*Your objective:*
Would you tally how many lines in the records include the word "into"? Reply with the number only.

*Provided records:*

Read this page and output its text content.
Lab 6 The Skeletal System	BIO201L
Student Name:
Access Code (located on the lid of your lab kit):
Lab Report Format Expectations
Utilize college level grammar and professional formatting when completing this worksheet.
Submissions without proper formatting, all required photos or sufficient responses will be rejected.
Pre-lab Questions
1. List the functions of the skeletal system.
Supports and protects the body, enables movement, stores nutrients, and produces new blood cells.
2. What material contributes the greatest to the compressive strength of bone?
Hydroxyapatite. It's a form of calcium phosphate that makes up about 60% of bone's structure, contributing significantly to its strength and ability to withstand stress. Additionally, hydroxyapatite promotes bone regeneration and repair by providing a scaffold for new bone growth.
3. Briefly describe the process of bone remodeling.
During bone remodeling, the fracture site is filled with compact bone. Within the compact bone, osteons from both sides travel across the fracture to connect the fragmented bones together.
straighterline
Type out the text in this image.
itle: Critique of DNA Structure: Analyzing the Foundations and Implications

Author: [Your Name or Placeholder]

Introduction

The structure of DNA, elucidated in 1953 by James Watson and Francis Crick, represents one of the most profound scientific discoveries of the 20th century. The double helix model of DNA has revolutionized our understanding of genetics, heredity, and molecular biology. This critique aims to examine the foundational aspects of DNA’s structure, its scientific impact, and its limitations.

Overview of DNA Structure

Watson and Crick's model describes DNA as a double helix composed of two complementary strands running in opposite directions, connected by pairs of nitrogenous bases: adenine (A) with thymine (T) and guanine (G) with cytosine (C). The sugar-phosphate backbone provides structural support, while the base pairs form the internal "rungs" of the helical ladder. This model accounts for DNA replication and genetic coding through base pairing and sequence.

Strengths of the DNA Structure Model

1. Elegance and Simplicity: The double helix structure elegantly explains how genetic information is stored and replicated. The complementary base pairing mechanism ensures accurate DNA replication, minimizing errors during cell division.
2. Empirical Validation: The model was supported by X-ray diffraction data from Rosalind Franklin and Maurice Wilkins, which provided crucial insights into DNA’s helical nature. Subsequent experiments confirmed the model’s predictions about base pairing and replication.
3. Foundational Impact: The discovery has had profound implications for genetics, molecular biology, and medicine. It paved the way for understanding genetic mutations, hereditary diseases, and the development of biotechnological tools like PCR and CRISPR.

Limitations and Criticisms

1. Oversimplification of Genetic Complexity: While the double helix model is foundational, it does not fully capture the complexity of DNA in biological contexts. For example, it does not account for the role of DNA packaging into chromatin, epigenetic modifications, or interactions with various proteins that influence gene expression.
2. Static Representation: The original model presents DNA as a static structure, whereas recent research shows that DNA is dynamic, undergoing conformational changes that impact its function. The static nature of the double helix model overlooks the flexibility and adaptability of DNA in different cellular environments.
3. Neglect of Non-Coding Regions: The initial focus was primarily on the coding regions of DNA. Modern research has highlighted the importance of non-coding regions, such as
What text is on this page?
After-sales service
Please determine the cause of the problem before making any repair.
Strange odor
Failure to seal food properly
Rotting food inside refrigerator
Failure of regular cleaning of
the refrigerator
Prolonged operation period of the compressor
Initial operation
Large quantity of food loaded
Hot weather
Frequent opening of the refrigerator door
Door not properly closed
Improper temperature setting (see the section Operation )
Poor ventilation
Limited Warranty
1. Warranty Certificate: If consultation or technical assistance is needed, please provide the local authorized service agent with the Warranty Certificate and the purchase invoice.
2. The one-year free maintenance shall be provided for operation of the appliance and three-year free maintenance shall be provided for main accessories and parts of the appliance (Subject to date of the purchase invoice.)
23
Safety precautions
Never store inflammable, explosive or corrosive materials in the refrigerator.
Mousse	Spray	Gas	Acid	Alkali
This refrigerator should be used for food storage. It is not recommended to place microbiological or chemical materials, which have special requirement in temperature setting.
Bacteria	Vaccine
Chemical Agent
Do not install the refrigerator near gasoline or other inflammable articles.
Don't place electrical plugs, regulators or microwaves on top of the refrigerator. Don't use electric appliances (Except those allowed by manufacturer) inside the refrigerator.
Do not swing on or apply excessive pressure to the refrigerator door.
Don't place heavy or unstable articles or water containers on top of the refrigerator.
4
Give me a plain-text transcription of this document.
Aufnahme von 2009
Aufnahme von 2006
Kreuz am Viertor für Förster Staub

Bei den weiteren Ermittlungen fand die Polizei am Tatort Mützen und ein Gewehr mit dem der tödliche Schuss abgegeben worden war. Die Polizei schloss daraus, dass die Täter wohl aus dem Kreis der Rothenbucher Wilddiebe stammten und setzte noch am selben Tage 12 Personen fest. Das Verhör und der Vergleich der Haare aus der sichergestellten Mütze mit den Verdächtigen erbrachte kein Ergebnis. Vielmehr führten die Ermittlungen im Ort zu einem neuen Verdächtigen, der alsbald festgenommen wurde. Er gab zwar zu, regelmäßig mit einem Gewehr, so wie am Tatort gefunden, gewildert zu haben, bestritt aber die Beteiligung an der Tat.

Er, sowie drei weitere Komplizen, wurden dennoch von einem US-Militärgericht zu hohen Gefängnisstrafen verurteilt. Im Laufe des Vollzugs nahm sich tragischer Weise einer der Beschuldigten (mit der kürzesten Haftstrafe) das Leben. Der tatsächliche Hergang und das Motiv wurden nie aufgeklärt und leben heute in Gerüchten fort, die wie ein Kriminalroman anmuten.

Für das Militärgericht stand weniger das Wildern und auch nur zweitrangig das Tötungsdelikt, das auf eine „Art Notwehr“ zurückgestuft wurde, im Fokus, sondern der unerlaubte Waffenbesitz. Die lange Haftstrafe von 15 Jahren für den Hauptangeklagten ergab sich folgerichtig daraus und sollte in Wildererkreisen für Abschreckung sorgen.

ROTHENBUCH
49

*Answer to the problem:*
2